Data items
%%

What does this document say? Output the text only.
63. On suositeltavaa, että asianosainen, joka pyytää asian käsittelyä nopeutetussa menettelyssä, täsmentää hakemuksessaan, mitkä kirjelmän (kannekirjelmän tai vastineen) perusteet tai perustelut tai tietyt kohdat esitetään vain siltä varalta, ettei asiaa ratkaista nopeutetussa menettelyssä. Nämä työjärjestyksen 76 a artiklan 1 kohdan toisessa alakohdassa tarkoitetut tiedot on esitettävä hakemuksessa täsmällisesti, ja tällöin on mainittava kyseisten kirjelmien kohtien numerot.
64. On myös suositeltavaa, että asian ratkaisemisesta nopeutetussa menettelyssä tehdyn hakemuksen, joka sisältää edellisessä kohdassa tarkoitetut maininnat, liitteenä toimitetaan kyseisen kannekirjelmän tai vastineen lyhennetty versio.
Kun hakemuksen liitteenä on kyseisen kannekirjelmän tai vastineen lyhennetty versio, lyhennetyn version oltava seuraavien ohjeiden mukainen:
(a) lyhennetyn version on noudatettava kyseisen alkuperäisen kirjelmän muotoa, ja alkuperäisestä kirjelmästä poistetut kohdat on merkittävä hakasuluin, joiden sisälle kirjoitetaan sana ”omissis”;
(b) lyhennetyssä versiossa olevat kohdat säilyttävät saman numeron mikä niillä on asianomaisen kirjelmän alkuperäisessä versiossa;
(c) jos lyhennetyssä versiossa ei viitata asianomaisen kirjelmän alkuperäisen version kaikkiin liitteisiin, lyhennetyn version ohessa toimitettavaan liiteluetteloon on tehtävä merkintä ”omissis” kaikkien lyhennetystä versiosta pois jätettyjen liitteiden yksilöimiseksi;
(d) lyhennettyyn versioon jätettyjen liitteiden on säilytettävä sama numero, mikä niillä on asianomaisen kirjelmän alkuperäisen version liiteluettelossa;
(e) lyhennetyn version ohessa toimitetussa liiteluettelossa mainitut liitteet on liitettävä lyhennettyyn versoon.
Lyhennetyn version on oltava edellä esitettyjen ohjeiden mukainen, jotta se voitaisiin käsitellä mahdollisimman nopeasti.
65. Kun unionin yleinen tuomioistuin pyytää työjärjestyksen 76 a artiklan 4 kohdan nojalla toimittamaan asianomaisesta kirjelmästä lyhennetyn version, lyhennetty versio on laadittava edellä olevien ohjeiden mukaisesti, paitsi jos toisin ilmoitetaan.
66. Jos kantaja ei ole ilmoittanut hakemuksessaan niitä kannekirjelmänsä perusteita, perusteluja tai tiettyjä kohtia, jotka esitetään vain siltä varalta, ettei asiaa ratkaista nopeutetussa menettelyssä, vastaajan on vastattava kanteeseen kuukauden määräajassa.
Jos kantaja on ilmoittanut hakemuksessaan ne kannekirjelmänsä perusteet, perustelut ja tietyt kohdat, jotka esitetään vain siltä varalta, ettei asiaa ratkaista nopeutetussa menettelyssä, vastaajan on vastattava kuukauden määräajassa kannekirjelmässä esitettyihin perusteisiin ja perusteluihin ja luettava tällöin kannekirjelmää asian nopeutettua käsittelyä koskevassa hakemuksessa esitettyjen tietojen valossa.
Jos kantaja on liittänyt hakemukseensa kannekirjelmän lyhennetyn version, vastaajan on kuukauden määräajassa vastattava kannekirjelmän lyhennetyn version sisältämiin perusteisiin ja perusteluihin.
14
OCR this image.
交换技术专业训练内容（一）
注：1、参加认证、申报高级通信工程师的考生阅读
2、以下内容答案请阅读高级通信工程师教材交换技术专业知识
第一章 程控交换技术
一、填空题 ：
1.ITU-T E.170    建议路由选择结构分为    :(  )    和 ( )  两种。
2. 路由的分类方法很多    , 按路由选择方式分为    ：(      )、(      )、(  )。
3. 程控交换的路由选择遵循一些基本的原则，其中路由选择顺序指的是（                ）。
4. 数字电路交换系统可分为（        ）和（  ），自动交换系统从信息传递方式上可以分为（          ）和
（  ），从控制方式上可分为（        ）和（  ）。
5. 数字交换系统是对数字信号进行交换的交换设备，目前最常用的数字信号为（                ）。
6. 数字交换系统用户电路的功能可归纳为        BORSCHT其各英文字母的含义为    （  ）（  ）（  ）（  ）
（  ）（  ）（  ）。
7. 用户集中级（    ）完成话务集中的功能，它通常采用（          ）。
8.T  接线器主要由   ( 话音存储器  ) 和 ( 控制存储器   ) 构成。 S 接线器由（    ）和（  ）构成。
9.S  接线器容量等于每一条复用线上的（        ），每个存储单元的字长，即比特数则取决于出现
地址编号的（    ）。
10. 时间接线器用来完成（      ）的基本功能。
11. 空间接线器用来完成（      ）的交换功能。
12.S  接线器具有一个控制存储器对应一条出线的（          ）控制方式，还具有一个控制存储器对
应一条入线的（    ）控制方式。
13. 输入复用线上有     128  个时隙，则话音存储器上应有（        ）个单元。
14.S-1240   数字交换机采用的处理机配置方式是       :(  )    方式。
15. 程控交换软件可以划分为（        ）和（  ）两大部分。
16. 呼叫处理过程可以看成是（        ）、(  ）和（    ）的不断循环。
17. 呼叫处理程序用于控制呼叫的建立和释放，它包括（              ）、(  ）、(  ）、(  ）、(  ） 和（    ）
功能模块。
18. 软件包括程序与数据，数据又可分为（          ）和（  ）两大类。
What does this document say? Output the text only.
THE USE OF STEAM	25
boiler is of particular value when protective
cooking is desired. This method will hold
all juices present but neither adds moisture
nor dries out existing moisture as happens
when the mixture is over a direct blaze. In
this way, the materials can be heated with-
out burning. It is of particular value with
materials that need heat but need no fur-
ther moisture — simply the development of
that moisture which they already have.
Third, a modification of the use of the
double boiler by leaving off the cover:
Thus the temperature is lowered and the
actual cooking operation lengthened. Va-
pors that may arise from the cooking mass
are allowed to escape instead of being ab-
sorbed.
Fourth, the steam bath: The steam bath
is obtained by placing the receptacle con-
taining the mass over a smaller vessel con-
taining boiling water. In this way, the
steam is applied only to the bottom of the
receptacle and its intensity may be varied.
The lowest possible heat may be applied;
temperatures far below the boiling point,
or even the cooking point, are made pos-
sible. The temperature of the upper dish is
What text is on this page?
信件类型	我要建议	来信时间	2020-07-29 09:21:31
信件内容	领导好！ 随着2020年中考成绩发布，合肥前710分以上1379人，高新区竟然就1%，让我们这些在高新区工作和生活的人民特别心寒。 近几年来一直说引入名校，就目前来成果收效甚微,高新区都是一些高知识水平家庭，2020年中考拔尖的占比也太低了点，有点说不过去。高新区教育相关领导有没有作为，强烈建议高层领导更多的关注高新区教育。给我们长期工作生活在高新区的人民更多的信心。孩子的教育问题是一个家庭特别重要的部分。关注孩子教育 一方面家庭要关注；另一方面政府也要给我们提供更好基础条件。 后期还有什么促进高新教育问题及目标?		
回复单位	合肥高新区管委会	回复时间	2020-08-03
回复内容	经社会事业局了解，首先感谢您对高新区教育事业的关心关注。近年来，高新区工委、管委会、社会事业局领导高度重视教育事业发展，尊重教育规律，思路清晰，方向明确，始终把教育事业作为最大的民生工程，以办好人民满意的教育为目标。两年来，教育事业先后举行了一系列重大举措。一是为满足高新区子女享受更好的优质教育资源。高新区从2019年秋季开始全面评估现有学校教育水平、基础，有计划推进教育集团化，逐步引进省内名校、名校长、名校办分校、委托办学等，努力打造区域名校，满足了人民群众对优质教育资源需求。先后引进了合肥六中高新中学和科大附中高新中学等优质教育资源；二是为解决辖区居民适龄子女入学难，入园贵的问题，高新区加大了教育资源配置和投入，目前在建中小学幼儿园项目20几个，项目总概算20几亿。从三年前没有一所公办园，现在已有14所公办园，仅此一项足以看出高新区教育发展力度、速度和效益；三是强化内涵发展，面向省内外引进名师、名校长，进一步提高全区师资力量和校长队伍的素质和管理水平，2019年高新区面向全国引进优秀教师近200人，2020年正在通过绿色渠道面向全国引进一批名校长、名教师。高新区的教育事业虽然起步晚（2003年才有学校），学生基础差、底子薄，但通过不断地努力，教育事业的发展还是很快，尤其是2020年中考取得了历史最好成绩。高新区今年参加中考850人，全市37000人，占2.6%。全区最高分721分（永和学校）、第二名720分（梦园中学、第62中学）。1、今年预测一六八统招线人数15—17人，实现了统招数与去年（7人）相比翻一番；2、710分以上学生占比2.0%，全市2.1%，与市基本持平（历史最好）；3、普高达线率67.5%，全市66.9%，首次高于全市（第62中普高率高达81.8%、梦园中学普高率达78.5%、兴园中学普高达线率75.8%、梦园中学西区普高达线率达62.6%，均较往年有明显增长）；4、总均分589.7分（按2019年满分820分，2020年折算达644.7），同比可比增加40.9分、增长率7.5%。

%%

- _WHAT YOU HAVE TO DO_
Among the entries above, how many lines include the word "that"? Give the number with no comment.

- _RESULT FOR THIS TASK_
3